#### [YOUR OBJECTIVE]
Write out all of the data exactly as it appears.

#### [Saved entries]
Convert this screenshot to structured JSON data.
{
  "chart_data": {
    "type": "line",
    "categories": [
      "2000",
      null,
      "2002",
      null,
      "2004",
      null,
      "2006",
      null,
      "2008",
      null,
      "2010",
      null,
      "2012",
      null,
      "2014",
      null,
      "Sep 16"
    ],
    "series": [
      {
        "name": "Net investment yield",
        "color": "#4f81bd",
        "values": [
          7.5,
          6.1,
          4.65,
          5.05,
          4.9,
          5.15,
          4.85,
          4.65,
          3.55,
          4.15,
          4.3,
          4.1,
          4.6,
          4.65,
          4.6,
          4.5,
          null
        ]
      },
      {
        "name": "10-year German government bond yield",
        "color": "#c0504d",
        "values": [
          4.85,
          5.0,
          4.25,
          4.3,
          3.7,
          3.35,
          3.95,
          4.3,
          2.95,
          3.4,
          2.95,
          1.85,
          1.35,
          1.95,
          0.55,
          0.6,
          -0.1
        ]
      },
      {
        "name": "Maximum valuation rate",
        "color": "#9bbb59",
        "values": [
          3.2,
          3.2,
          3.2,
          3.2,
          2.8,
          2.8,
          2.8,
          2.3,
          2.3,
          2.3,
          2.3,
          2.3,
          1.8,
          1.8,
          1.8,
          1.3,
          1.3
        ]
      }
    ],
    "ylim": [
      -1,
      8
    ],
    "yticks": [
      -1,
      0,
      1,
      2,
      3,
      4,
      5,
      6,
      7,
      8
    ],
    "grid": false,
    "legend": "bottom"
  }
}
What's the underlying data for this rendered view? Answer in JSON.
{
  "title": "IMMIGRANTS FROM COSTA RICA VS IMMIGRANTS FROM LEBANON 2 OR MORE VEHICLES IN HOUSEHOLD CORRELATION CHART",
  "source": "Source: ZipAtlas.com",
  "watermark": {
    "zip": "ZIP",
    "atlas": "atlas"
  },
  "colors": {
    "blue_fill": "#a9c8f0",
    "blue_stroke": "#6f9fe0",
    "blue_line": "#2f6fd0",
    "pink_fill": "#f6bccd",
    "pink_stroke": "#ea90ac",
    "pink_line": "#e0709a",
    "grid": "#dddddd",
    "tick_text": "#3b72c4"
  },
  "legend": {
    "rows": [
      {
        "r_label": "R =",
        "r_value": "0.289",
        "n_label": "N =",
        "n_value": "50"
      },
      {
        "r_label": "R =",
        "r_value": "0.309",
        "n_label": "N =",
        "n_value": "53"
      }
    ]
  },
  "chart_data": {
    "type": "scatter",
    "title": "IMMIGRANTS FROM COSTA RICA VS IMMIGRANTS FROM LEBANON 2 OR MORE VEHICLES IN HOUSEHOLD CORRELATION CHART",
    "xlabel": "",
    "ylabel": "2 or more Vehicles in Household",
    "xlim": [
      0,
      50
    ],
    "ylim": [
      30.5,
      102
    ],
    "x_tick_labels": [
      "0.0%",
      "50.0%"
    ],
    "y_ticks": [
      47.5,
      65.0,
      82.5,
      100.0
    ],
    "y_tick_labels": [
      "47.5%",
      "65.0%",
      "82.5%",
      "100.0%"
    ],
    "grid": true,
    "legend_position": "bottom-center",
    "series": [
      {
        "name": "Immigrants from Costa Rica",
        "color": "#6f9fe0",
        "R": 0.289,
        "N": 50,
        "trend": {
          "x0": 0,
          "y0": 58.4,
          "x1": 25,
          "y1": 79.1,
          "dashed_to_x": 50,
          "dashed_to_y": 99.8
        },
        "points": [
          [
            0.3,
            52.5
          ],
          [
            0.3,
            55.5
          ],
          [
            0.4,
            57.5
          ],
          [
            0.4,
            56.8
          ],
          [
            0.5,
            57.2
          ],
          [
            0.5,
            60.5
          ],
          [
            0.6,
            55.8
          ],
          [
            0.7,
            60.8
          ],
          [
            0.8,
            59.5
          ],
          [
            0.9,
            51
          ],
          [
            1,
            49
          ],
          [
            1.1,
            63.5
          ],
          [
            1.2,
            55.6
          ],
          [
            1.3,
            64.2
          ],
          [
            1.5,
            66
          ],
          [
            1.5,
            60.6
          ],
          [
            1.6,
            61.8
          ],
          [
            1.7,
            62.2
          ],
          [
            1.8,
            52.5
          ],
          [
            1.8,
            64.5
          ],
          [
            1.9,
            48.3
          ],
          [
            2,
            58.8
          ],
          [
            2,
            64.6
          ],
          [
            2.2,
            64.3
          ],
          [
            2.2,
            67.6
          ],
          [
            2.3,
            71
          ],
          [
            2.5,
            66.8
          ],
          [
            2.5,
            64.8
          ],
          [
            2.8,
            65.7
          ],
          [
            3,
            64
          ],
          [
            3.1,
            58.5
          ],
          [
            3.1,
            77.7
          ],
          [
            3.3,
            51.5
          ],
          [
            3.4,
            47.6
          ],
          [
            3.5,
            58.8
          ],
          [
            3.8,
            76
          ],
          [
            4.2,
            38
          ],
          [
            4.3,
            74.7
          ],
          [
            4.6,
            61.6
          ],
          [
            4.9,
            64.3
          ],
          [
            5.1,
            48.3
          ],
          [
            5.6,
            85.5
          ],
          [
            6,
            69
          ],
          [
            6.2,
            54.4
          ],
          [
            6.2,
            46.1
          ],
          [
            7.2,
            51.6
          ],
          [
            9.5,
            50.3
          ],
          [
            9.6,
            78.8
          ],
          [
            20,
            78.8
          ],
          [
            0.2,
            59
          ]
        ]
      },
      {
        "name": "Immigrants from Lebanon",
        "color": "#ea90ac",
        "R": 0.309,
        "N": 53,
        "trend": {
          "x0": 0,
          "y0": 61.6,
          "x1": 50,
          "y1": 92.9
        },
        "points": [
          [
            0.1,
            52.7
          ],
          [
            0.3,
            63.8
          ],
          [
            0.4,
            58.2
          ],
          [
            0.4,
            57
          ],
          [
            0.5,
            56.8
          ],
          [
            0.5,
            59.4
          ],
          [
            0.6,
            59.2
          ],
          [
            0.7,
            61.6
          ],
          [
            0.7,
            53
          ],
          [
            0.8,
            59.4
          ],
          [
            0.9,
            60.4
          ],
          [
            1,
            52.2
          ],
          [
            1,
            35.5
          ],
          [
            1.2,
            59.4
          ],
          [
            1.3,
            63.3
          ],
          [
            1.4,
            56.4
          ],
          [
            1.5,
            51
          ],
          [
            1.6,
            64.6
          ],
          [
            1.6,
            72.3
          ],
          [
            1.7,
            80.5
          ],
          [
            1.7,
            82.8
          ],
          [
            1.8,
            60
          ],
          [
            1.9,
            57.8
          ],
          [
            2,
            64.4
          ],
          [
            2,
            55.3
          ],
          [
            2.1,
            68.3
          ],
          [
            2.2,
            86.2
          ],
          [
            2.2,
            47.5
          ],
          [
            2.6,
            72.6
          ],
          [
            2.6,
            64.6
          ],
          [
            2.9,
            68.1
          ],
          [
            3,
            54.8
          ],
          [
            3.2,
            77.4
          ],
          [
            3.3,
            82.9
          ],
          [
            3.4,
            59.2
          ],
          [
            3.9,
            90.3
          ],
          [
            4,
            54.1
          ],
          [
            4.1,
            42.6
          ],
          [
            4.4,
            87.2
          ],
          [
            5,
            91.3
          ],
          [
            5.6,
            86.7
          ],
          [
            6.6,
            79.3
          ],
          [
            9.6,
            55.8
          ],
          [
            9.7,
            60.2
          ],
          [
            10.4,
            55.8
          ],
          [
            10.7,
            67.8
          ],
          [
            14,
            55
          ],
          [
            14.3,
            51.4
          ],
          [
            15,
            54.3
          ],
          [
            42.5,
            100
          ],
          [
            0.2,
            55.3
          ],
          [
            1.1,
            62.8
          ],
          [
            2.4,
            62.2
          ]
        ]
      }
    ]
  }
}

#### [CORRECT RESPONSE]
Convert this screenshot to structured JSON data.
{
  "chart_data": {
    "type": "line",
    "categories": [
      "2000",
      null,
      "2002",
      null,
      "2004",
      null,
      "2006",
      null,
      "2008",
      null,
      "2010",
      null,
      "2012",
      null,
      "2014",
      null,
      "Sep 16"
    ],
    "series": [
      {
        "name": "Net investment yield",
        "color": "#4f81bd",
        "values": [
          7.5,
          6.1,
          4.65,
          5.05,
          4.9,
          5.15,
          4.85,
          4.65,
          3.55,
          4.15,
          4.3,
          4.1,
          4.6,
          4.65,
          4.6,
          4.5,
          null
        ]
      },
      {
        "name": "10-year German government bond yield",
        "color": "#c0504d",
        "values": [
          4.85,
          5.0,
          4.25,
          4.3,
          3.7,
          3.35,
          3.95,
          4.3,
          2.95,
          3.4,
          2.95,
          1.85,
          1.35,
          1.95,
          0.55,
          0.6,
          -0.1
        ]
      },
      {
        "name": "Maximum valuation rate",
        "color": "#9bbb59",
        "values": [
          3.2,
          3.2,
          3.2,
          3.2,
          2.8,
          2.8,
          2.8,
          2.3,
          2.3,
          2.3,
          2.3,
          2.3,
          1.8,
          1.8,
          1.8,
          1.3,
          1.3
        ]
      }
    ],
    "ylim": [
      -1,
      8
    ],
    "yticks": [
      -1,
      0,
      1,
      2,
      3,
      4,
      5,
      6,
      7,
      8
    ],
    "grid": false,
    "legend": "bottom"
  }
}
What's the underlying data for this rendered view? Answer in JSON.
{
  "title": "IMMIGRANTS FROM COSTA RICA VS IMMIGRANTS FROM LEBANON 2 OR MORE VEHICLES IN HOUSEHOLD CORRELATION CHART",
  "source": "Source: ZipAtlas.com",
  "watermark": {
    "zip": "ZIP",
    "atlas": "atlas"
  },
  "colors": {
    "blue_fill": "#a9c8f0",
    "blue_stroke": "#6f9fe0",
    "blue_line": "#2f6fd0",
    "pink_fill": "#f6bccd",
    "pink_stroke": "#ea90ac",
    "pink_line": "#e0709a",
    "grid": "#dddddd",
    "tick_text": "#3b72c4"
  },
  "legend": {
    "rows": [
      {
        "r_label": "R =",
        "r_value": "0.289",
        "n_label": "N =",
        "n_value": "50"
      },
      {
        "r_label": "R =",
        "r_value": "0.309",
        "n_label": "N =",
        "n_value": "53"
      }
    ]
  },
  "chart_data": {
    "type": "scatter",
    "title": "IMMIGRANTS FROM COSTA RICA VS IMMIGRANTS FROM LEBANON 2 OR MORE VEHICLES IN HOUSEHOLD CORRELATION CHART",
    "xlabel": "",
    "ylabel": "2 or more Vehicles in Household",
    "xlim": [
      0,
      50
    ],
    "ylim": [
      30.5,
      102
    ],
    "x_tick_labels": [
      "0.0%",
      "50.0%"
    ],
    "y_ticks": [
      47.5,
      65.0,
      82.5,
      100.0
    ],
    "y_tick_labels": [
      "47.5%",
      "65.0%",
      "82.5%",
      "100.0%"
    ],
    "grid": true,
    "legend_position": "bottom-center",
    "series": [
      {
        "name": "Immigrants from Costa Rica",
        "color": "#6f9fe0",
        "R": 0.289,
        "N": 50,
        "trend": {
          "x0": 0,
          "y0": 58.4,
          "x1": 25,
          "y1": 79.1,
          "dashed_to_x": 50,
          "dashed_to_y": 99.8
        },
        "points": [
          [
            0.3,
            52.5
          ],
          [
            0.3,
            55.5
          ],
          [
            0.4,
            57.5
          ],
          [
            0.4,
            56.8
          ],
          [
            0.5,
            57.2
          ],
          [
            0.5,
            60.5
          ],
          [
            0.6,
            55.8
          ],
          [
            0.7,
            60.8
          ],
          [
            0.8,
            59.5
          ],
          [
            0.9,
            51
          ],
          [
            1,
            49
          ],
          [
            1.1,
            63.5
          ],
          [
            1.2,
            55.6
          ],
          [
            1.3,
            64.2
          ],
          [
            1.5,
            66
          ],
          [
            1.5,
            60.6
          ],
          [
            1.6,
            61.8
          ],
          [
            1.7,
            62.2
          ],
          [
            1.8,
            52.5
          ],
          [
            1.8,
            64.5
          ],
          [
            1.9,
            48.3
          ],
          [
            2,
            58.8
          ],
          [
            2,
            64.6
          ],
          [
            2.2,
            64.3
          ],
          [
            2.2,
            67.6
          ],
          [
            2.3,
            71
          ],
          [
            2.5,
            66.8
          ],
          [
            2.5,
            64.8
          ],
          [
            2.8,
            65.7
          ],
          [
            3,
            64
          ],
          [
            3.1,
            58.5
          ],
          [
            3.1,
            77.7
          ],
          [
            3.3,
            51.5
          ],
          [
            3.4,
            47.6
          ],
          [
            3.5,
            58.8
          ],
          [
            3.8,
            76
          ],
          [
            4.2,
            38
          ],
          [
            4.3,
            74.7
          ],
          [
            4.6,
            61.6
          ],
          [
            4.9,
            64.3
          ],
          [
            5.1,
            48.3
          ],
          [
            5.6,
            85.5
          ],
          [
            6,
            69
          ],
          [
            6.2,
            54.4
          ],
          [
            6.2,
            46.1
          ],
          [
            7.2,
            51.6
          ],
          [
            9.5,
            50.3
          ],
          [
            9.6,
            78.8
          ],
          [
            20,
            78.8
          ],
          [
            0.2,
            59
          ]
        ]
      },
      {
        "name": "Immigrants from Lebanon",
        "color": "#ea90ac",
        "R": 0.309,
        "N": 53,
        "trend": {
          "x0": 0,
          "y0": 61.6,
          "x1": 50,
          "y1": 92.9
        },
        "points": [
          [
            0.1,
            52.7
          ],
          [
            0.3,
            63.8
          ],
          [
            0.4,
            58.2
          ],
          [
            0.4,
            57
          ],
          [
            0.5,
            56.8
          ],
          [
            0.5,
            59.4
          ],
          [
            0.6,
            59.2
          ],
          [
            0.7,
            61.6
          ],
          [
            0.7,
            53
          ],
          [
            0.8,
            59.4
          ],
          [
            0.9,
            60.4
          ],
          [
            1,
            52.2
          ],
          [
            1,
            35.5
          ],
          [
            1.2,
            59.4
          ],
          [
            1.3,
            63.3
          ],
          [
            1.4,
            56.4
          ],
          [
            1.5,
            51
          ],
          [
            1.6,
            64.6
          ],
          [
            1.6,
            72.3
          ],
          [
            1.7,
            80.5
          ],
          [
            1.7,
            82.8
          ],
          [
            1.8,
            60
          ],
          [
            1.9,
            57.8
          ],
          [
            2,
            64.4
          ],
          [
            2,
            55.3
          ],
          [
            2.1,
            68.3
          ],
          [
            2.2,
            86.2
          ],
          [
            2.2,
            47.5
          ],
          [
            2.6,
            72.6
          ],
          [
            2.6,
            64.6
          ],
          [
            2.9,
            68.1
          ],
          [
            3,
            54.8
          ],
          [
            3.2,
            77.4
          ],
          [
            3.3,
            82.9
          ],
          [
            3.4,
            59.2
          ],
          [
            3.9,
            90.3
          ],
          [
            4,
            54.1
          ],
          [
            4.1,
            42.6
          ],
          [
            4.4,
            87.2
          ],
          [
            5,
            91.3
          ],
          [
            5.6,
            86.7
          ],
          [
            6.6,
            79.3
          ],
          [
            9.6,
            55.8
          ],
          [
            9.7,
            60.2
          ],
          [
            10.4,
            55.8
          ],
          [
            10.7,
            67.8
          ],
          [
            14,
            55
          ],
          [
            14.3,
            51.4
          ],
          [
            15,
            54.3
          ],
          [
            42.5,
            100
          ],
          [
            0.2,
            55.3
          ],
          [
            1.1,
            62.8
          ],
          [
            2.4,
            62.2
          ]
        ]
      }
    ]
  }
}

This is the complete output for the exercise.